** BEGIN Information given **
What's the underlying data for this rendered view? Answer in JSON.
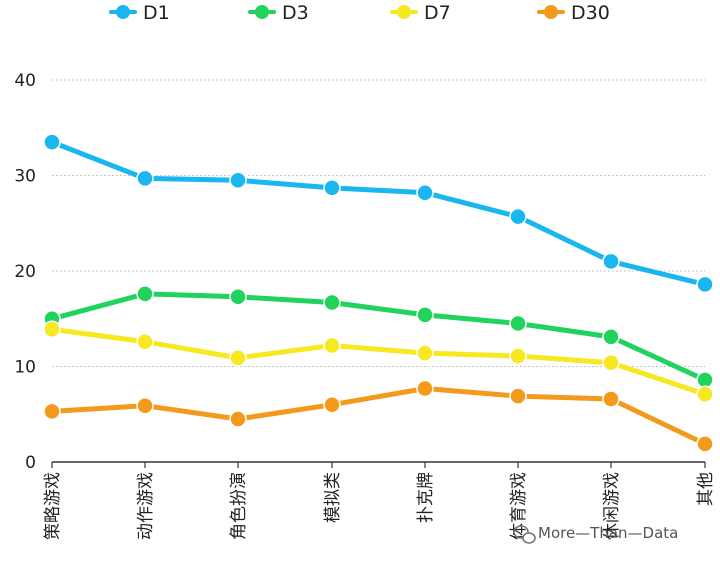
{
  "chart_data": {
    "type": "line",
    "categories": [
      "策略游戏",
      "动作游戏",
      "角色扮演",
      "模拟类",
      "扑克牌",
      "体育游戏",
      "休闲游戏",
      "其他"
    ],
    "series": [
      {
        "name": "D1",
        "color": "#1ab6ef",
        "values": [
          33.5,
          29.7,
          29.5,
          28.7,
          28.2,
          25.7,
          21.0,
          18.6
        ]
      },
      {
        "name": "D3",
        "color": "#1fd35c",
        "values": [
          15.0,
          17.6,
          17.3,
          16.7,
          15.4,
          14.5,
          13.1,
          8.6
        ]
      },
      {
        "name": "D7",
        "color": "#f7e81f",
        "values": [
          13.9,
          12.6,
          10.9,
          12.2,
          11.4,
          11.1,
          10.4,
          7.1
        ]
      },
      {
        "name": "D30",
        "color": "#f39a1c",
        "values": [
          5.3,
          5.9,
          4.5,
          6.0,
          7.7,
          6.9,
          6.6,
          1.9
        ]
      }
    ],
    "ylim": [
      0,
      40
    ],
    "yticks": [
      "0",
      "10",
      "20",
      "30",
      "40"
    ],
    "grid": true,
    "legend": "top"
  },
  "watermark": "More—Than—Data"
}
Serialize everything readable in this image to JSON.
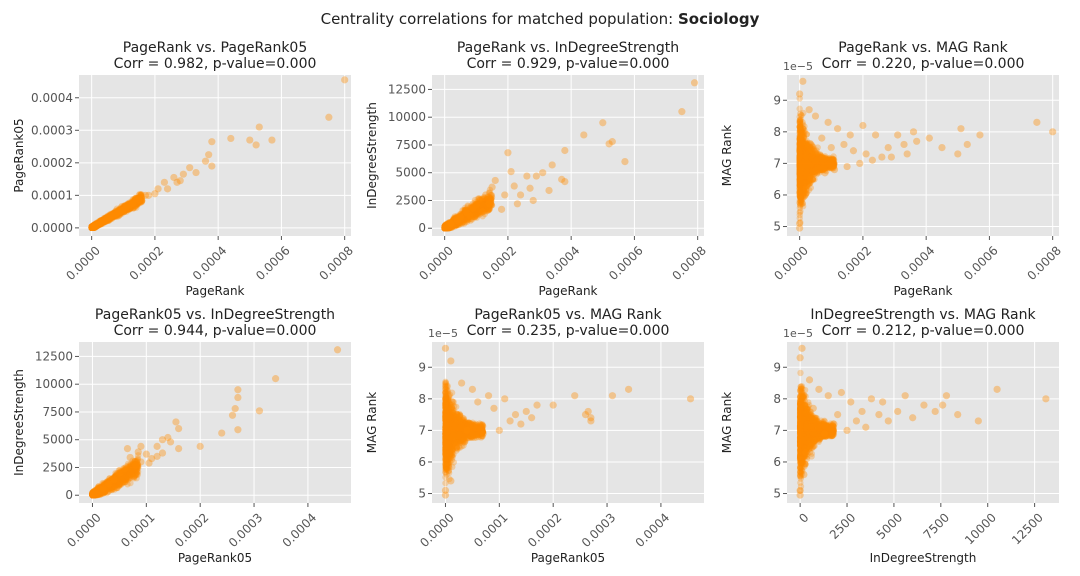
{
  "figure": {
    "suptitle_prefix": "Centrality correlations for matched population: ",
    "suptitle_bold": "Sociology"
  },
  "colors": {
    "point": "#ff8c00",
    "panel_bg": "#e5e5e5",
    "grid": "#ffffff",
    "text": "#222222",
    "tick_text": "#555555"
  },
  "chart_data": [
    {
      "type": "scatter",
      "title": "PageRank vs. PageRank05",
      "subtitle": "Corr = 0.982, p-value=0.000",
      "xlabel": "PageRank",
      "ylabel": "PageRank05",
      "xlim": [
        -4e-05,
        0.00082
      ],
      "ylim": [
        -2.5e-05,
        0.00047
      ],
      "xticks": [
        0,
        0.0002,
        0.0004,
        0.0006,
        0.0008
      ],
      "xticklabels": [
        "0.0000",
        "0.0002",
        "0.0004",
        "0.0006",
        "0.0008"
      ],
      "yticks": [
        0,
        0.0001,
        0.0002,
        0.0003,
        0.0004
      ],
      "yticklabels": [
        "0.0000",
        "0.0001",
        "0.0002",
        "0.0003",
        "0.0004"
      ],
      "y_offset_label": "",
      "points": [
        [
          0.0008,
          0.000455
        ],
        [
          0.00075,
          0.00034
        ],
        [
          0.00053,
          0.00031
        ],
        [
          0.00052,
          0.000255
        ],
        [
          0.00057,
          0.00027
        ],
        [
          0.0005,
          0.00027
        ],
        [
          0.00044,
          0.000275
        ],
        [
          0.00038,
          0.000265
        ],
        [
          0.00037,
          0.000225
        ],
        [
          0.00036,
          0.000205
        ],
        [
          0.00038,
          0.00019
        ],
        [
          0.00031,
          0.000185
        ],
        [
          0.00033,
          0.00017
        ],
        [
          0.00026,
          0.000155
        ],
        [
          0.00027,
          0.00014
        ],
        [
          0.00024,
          0.00012
        ],
        [
          0.00021,
          0.00012
        ],
        [
          0.0002,
          0.000105
        ],
        [
          0.00018,
          0.0001
        ],
        [
          0.00015,
          8.5e-05
        ],
        [
          0.00013,
          7.5e-05
        ],
        [
          0.00012,
          7e-05
        ],
        [
          0.0001,
          5.5e-05
        ],
        [
          9e-05,
          5e-05
        ],
        [
          7e-05,
          4e-05
        ],
        [
          5e-05,
          3e-05
        ],
        [
          4e-05,
          2e-05
        ],
        [
          2e-05,
          1e-05
        ],
        [
          1e-05,
          5e-06
        ],
        [
          0.00029,
          0.000165
        ],
        [
          0.00028,
          0.000145
        ],
        [
          0.00023,
          0.00014
        ],
        [
          0.00017,
          0.0001
        ],
        [
          0.00014,
          9e-05
        ],
        [
          0.00011,
          6.5e-05
        ],
        [
          8e-05,
          4.5e-05
        ],
        [
          6e-05,
          3.5e-05
        ],
        [
          3e-05,
          1.5e-05
        ]
      ],
      "dense": {
        "xmin": 0,
        "xmax": 0.00016,
        "slope": 0.57,
        "spread": 1.2e-05,
        "n": 1300
      }
    },
    {
      "type": "scatter",
      "title": "PageRank vs. InDegreeStrength",
      "subtitle": "Corr = 0.929, p-value=0.000",
      "xlabel": "PageRank",
      "ylabel": "InDegreeStrength",
      "xlim": [
        -4e-05,
        0.00082
      ],
      "ylim": [
        -700,
        13800
      ],
      "xticks": [
        0,
        0.0002,
        0.0004,
        0.0006,
        0.0008
      ],
      "xticklabels": [
        "0.0000",
        "0.0002",
        "0.0004",
        "0.0006",
        "0.0008"
      ],
      "yticks": [
        0,
        2500,
        5000,
        7500,
        10000,
        12500
      ],
      "yticklabels": [
        "0",
        "2500",
        "5000",
        "7500",
        "10000",
        "12500"
      ],
      "y_offset_label": "",
      "points": [
        [
          0.00079,
          13100
        ],
        [
          0.00075,
          10500
        ],
        [
          0.0005,
          9500
        ],
        [
          0.00053,
          7800
        ],
        [
          0.00052,
          7600
        ],
        [
          0.00057,
          6000
        ],
        [
          0.00044,
          8400
        ],
        [
          0.00038,
          7000
        ],
        [
          0.00038,
          4200
        ],
        [
          0.00037,
          4400
        ],
        [
          0.00034,
          5700
        ],
        [
          0.00031,
          5000
        ],
        [
          0.00029,
          4700
        ],
        [
          0.00027,
          3600
        ],
        [
          0.00024,
          3000
        ],
        [
          0.00021,
          5100
        ],
        [
          0.0002,
          6800
        ],
        [
          0.00019,
          3000
        ],
        [
          0.00016,
          4300
        ],
        [
          0.00015,
          3700
        ],
        [
          0.00013,
          3000
        ],
        [
          0.00011,
          2600
        ],
        [
          0.0001,
          2100
        ],
        [
          9e-05,
          1800
        ],
        [
          7e-05,
          1400
        ],
        [
          5e-05,
          1000
        ],
        [
          4e-05,
          700
        ],
        [
          2e-05,
          400
        ],
        [
          0.00028,
          2500
        ],
        [
          0.00026,
          4700
        ],
        [
          0.00023,
          2200
        ],
        [
          0.00018,
          1700
        ],
        [
          0.00014,
          2200
        ],
        [
          0.00012,
          1500
        ],
        [
          8e-05,
          1100
        ],
        [
          0.00033,
          3400
        ],
        [
          0.00022,
          3800
        ]
      ],
      "dense": {
        "xmin": 0,
        "xmax": 0.00015,
        "slope": 17000000,
        "spread": 700,
        "n": 1300
      }
    },
    {
      "type": "scatter",
      "title": "PageRank vs. MAG Rank",
      "subtitle": "Corr = 0.220, p-value=0.000",
      "xlabel": "PageRank",
      "ylabel": "MAG Rank",
      "xlim": [
        -4e-05,
        0.00082
      ],
      "ylim": [
        4.7,
        9.8
      ],
      "xticks": [
        0,
        0.0002,
        0.0004,
        0.0006,
        0.0008
      ],
      "xticklabels": [
        "0.0000",
        "0.0002",
        "0.0004",
        "0.0006",
        "0.0008"
      ],
      "yticks": [
        5,
        6,
        7,
        8,
        9
      ],
      "yticklabels": [
        "5",
        "6",
        "7",
        "8",
        "9"
      ],
      "y_offset_label": "1e−5",
      "points": [
        [
          0.0008,
          8.0
        ],
        [
          0.00075,
          8.3
        ],
        [
          0.00057,
          7.9
        ],
        [
          0.00053,
          7.6
        ],
        [
          0.00051,
          8.1
        ],
        [
          0.0005,
          7.3
        ],
        [
          0.00045,
          7.5
        ],
        [
          0.00041,
          7.8
        ],
        [
          0.00037,
          7.7
        ],
        [
          0.00036,
          8.0
        ],
        [
          0.00034,
          7.3
        ],
        [
          0.00033,
          7.6
        ],
        [
          0.00031,
          7.9
        ],
        [
          0.00029,
          7.2
        ],
        [
          0.00028,
          7.5
        ],
        [
          0.00026,
          7.2
        ],
        [
          0.00024,
          7.9
        ],
        [
          0.00023,
          7.1
        ],
        [
          0.00021,
          7.3
        ],
        [
          0.0002,
          8.2
        ],
        [
          0.00019,
          7.0
        ],
        [
          0.00017,
          7.4
        ],
        [
          0.00016,
          7.9
        ],
        [
          0.00015,
          6.9
        ],
        [
          0.00014,
          7.6
        ],
        [
          0.00012,
          8.1
        ],
        [
          0.00011,
          6.8
        ],
        [
          0.0001,
          7.5
        ],
        [
          9e-05,
          8.3
        ],
        [
          8e-05,
          6.7
        ],
        [
          7e-05,
          7.8
        ],
        [
          5e-05,
          8.5
        ],
        [
          4e-05,
          6.5
        ],
        [
          3e-05,
          8.7
        ],
        [
          2e-05,
          6.2
        ],
        [
          1e-05,
          9.6
        ],
        [
          0.0,
          9.2
        ],
        [
          0.0,
          4.95
        ],
        [
          0.0,
          5.1
        ]
      ],
      "dense": {
        "xmin": 0,
        "xmax": 0.00011,
        "ymode": "funnel",
        "n": 1500
      }
    },
    {
      "type": "scatter",
      "title": "PageRank05 vs. InDegreeStrength",
      "subtitle": "Corr = 0.944, p-value=0.000",
      "xlabel": "PageRank05",
      "ylabel": "InDegreeStrength",
      "xlim": [
        -2.5e-05,
        0.00048
      ],
      "ylim": [
        -700,
        13800
      ],
      "xticks": [
        0,
        0.0001,
        0.0002,
        0.0003,
        0.0004
      ],
      "xticklabels": [
        "0.0000",
        "0.0001",
        "0.0002",
        "0.0003",
        "0.0004"
      ],
      "yticks": [
        0,
        2500,
        5000,
        7500,
        10000,
        12500
      ],
      "yticklabels": [
        "0",
        "2500",
        "5000",
        "7500",
        "10000",
        "12500"
      ],
      "y_offset_label": "",
      "points": [
        [
          0.000455,
          13100
        ],
        [
          0.00034,
          10500
        ],
        [
          0.00027,
          9500
        ],
        [
          0.00027,
          8800
        ],
        [
          0.000265,
          7800
        ],
        [
          0.00031,
          7600
        ],
        [
          0.00026,
          7200
        ],
        [
          0.00027,
          5900
        ],
        [
          0.00024,
          5600
        ],
        [
          0.0002,
          4400
        ],
        [
          0.000155,
          6600
        ],
        [
          0.00016,
          6000
        ],
        [
          0.000145,
          4800
        ],
        [
          0.00014,
          5200
        ],
        [
          0.00016,
          4200
        ],
        [
          0.00013,
          5000
        ],
        [
          0.00012,
          4400
        ],
        [
          0.00012,
          3500
        ],
        [
          0.00011,
          3300
        ],
        [
          0.0001,
          3700
        ],
        [
          9e-05,
          4400
        ],
        [
          9e-05,
          3000
        ],
        [
          8e-05,
          2700
        ],
        [
          7e-05,
          3400
        ],
        [
          6e-05,
          2400
        ],
        [
          5e-05,
          2000
        ],
        [
          4e-05,
          1400
        ],
        [
          3e-05,
          1000
        ],
        [
          2e-05,
          600
        ],
        [
          0.00013,
          3800
        ],
        [
          0.000105,
          2900
        ],
        [
          8.5e-05,
          3900
        ],
        [
          6.5e-05,
          4200
        ]
      ],
      "dense": {
        "xmin": 0,
        "xmax": 8.5e-05,
        "slope": 30000000,
        "spread": 750,
        "n": 1300
      }
    },
    {
      "type": "scatter",
      "title": "PageRank05 vs. MAG Rank",
      "subtitle": "Corr = 0.235, p-value=0.000",
      "xlabel": "PageRank05",
      "ylabel": "MAG Rank",
      "xlim": [
        -2.5e-05,
        0.00048
      ],
      "ylim": [
        4.7,
        9.8
      ],
      "xticks": [
        0,
        0.0001,
        0.0002,
        0.0003,
        0.0004
      ],
      "xticklabels": [
        "0.0000",
        "0.0001",
        "0.0002",
        "0.0003",
        "0.0004"
      ],
      "yticks": [
        5,
        6,
        7,
        8,
        9
      ],
      "yticklabels": [
        "5",
        "6",
        "7",
        "8",
        "9"
      ],
      "y_offset_label": "1e−5",
      "points": [
        [
          0.000455,
          8.0
        ],
        [
          0.00034,
          8.3
        ],
        [
          0.00031,
          8.1
        ],
        [
          0.00027,
          7.3
        ],
        [
          0.000265,
          7.6
        ],
        [
          0.00027,
          7.4
        ],
        [
          0.00026,
          7.5
        ],
        [
          0.00024,
          8.1
        ],
        [
          0.0002,
          7.8
        ],
        [
          0.00017,
          7.8
        ],
        [
          0.00016,
          7.4
        ],
        [
          0.00015,
          7.6
        ],
        [
          0.00014,
          7.2
        ],
        [
          0.00013,
          7.5
        ],
        [
          0.00012,
          7.3
        ],
        [
          0.00011,
          8.0
        ],
        [
          0.0001,
          7.0
        ],
        [
          9e-05,
          7.7
        ],
        [
          8e-05,
          8.1
        ],
        [
          7e-05,
          6.9
        ],
        [
          6e-05,
          7.9
        ],
        [
          5e-05,
          8.3
        ],
        [
          4e-05,
          7.0
        ],
        [
          3e-05,
          8.5
        ],
        [
          2e-05,
          6.5
        ],
        [
          1e-05,
          9.2
        ],
        [
          0.0,
          9.6
        ],
        [
          0.0,
          4.95
        ],
        [
          0.0,
          5.1
        ],
        [
          1e-05,
          5.4
        ]
      ],
      "dense": {
        "xmin": 0,
        "xmax": 7e-05,
        "ymode": "funnel",
        "n": 1500
      }
    },
    {
      "type": "scatter",
      "title": "InDegreeStrength vs. MAG Rank",
      "subtitle": "Corr = 0.212, p-value=0.000",
      "xlabel": "InDegreeStrength",
      "ylabel": "MAG Rank",
      "xlim": [
        -700,
        13800
      ],
      "ylim": [
        4.7,
        9.8
      ],
      "xticks": [
        0,
        2500,
        5000,
        7500,
        10000,
        12500
      ],
      "xticklabels": [
        "0",
        "2500",
        "5000",
        "7500",
        "10000",
        "12500"
      ],
      "yticks": [
        5,
        6,
        7,
        8,
        9
      ],
      "yticklabels": [
        "5",
        "6",
        "7",
        "8",
        "9"
      ],
      "y_offset_label": "1e−5",
      "points": [
        [
          13100,
          8.0
        ],
        [
          10500,
          8.3
        ],
        [
          9500,
          7.3
        ],
        [
          8400,
          7.5
        ],
        [
          7800,
          8.1
        ],
        [
          7600,
          7.8
        ],
        [
          7200,
          7.6
        ],
        [
          6600,
          7.8
        ],
        [
          6000,
          7.4
        ],
        [
          5600,
          8.1
        ],
        [
          5200,
          7.6
        ],
        [
          4700,
          7.3
        ],
        [
          4400,
          7.9
        ],
        [
          4200,
          7.5
        ],
        [
          3800,
          8.0
        ],
        [
          3500,
          7.1
        ],
        [
          3300,
          7.6
        ],
        [
          3000,
          7.3
        ],
        [
          2700,
          7.9
        ],
        [
          2500,
          7.0
        ],
        [
          2200,
          8.2
        ],
        [
          2000,
          7.5
        ],
        [
          1800,
          7.2
        ],
        [
          1500,
          8.1
        ],
        [
          1300,
          6.9
        ],
        [
          1000,
          8.3
        ],
        [
          700,
          7.7
        ],
        [
          500,
          8.6
        ],
        [
          300,
          6.3
        ],
        [
          100,
          9.6
        ],
        [
          0,
          9.3
        ],
        [
          0,
          4.95
        ],
        [
          0,
          5.1
        ],
        [
          200,
          5.6
        ]
      ],
      "dense": {
        "xmin": 0,
        "xmax": 1800,
        "ymode": "funnel",
        "n": 1500
      }
    }
  ]
}
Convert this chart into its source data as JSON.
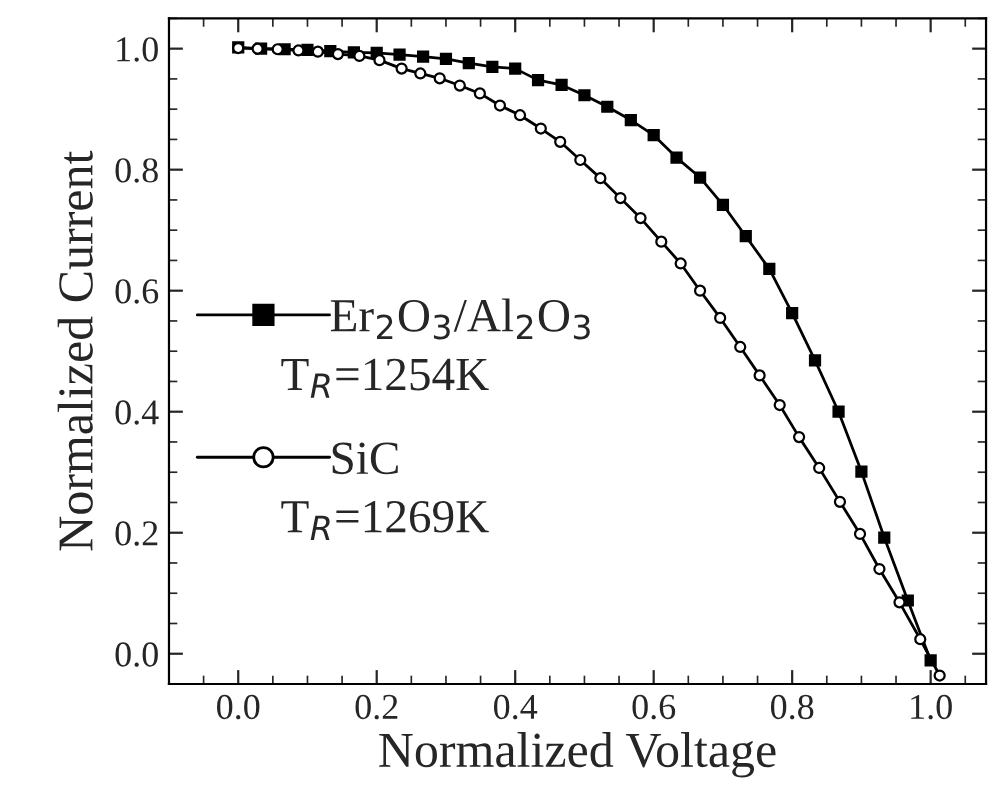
{
  "chart_data": {
    "type": "line",
    "xlabel": "Normalized Voltage",
    "ylabel": "Normalized Current",
    "xlim": [
      -0.1,
      1.08
    ],
    "ylim": [
      -0.05,
      1.05
    ],
    "xticks": [
      {
        "value": 0.0,
        "label": "0.0"
      },
      0.2,
      0.4,
      0.6,
      0.8,
      {
        "value": 1.0,
        "label": "1.0"
      }
    ],
    "yticks": [
      {
        "value": 0.0,
        "label": "0.0"
      },
      0.2,
      0.4,
      0.6,
      0.8,
      {
        "value": 1.0,
        "label": "1.0"
      }
    ],
    "grid": false,
    "legend": "left",
    "annotations": [
      "T$_{R}$=1254K",
      "T$_{R}$=1269K"
    ],
    "series": [
      {
        "name": "Er$_{2}$O$_{3}$/Al$_{2}$O$_{3}$",
        "color": "#000000",
        "marker": "square",
        "x": [
          0,
          0.033,
          0.067,
          0.1,
          0.133,
          0.167,
          0.2,
          0.233,
          0.267,
          0.3,
          0.333,
          0.367,
          0.4,
          0.433,
          0.467,
          0.5,
          0.533,
          0.567,
          0.6,
          0.633,
          0.667,
          0.7,
          0.733,
          0.767,
          0.8,
          0.833,
          0.867,
          0.9,
          0.933,
          0.967,
          1.0
        ],
        "values": [
          1.002,
          1.0,
          0.999,
          0.998,
          0.996,
          0.994,
          0.993,
          0.99,
          0.987,
          0.983,
          0.976,
          0.97,
          0.967,
          0.948,
          0.94,
          0.923,
          0.904,
          0.882,
          0.857,
          0.82,
          0.787,
          0.742,
          0.69,
          0.636,
          0.563,
          0.485,
          0.4,
          0.301,
          0.192,
          0.088,
          -0.011
        ]
      },
      {
        "name": "SiC",
        "color": "#000000",
        "marker": "circle",
        "x": [
          0,
          0.028,
          0.057,
          0.087,
          0.115,
          0.144,
          0.175,
          0.204,
          0.236,
          0.263,
          0.291,
          0.32,
          0.349,
          0.378,
          0.407,
          0.437,
          0.465,
          0.494,
          0.523,
          0.552,
          0.581,
          0.611,
          0.639,
          0.667,
          0.696,
          0.725,
          0.753,
          0.782,
          0.81,
          0.839,
          0.869,
          0.898,
          0.926,
          0.955,
          0.985,
          1.013
        ],
        "values": [
          1.001,
          1.0,
          0.999,
          0.997,
          0.995,
          0.991,
          0.988,
          0.981,
          0.967,
          0.959,
          0.951,
          0.939,
          0.926,
          0.906,
          0.89,
          0.868,
          0.846,
          0.816,
          0.786,
          0.753,
          0.72,
          0.681,
          0.645,
          0.6,
          0.555,
          0.507,
          0.46,
          0.411,
          0.358,
          0.307,
          0.251,
          0.198,
          0.14,
          0.085,
          0.024,
          -0.036
        ]
      }
    ]
  }
}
** END Information given **
Filter the records down to the lines that contain the string "name", and copy those lines.

> **Solution to this exercise**:
        "name": "D1",
        "name": "D3",
        "name": "D7",
        "name": "D30",
        "name": "Er$_{2}$O$_{3}$/Al$_{2}$O$_{3}$",
        "name": "SiC",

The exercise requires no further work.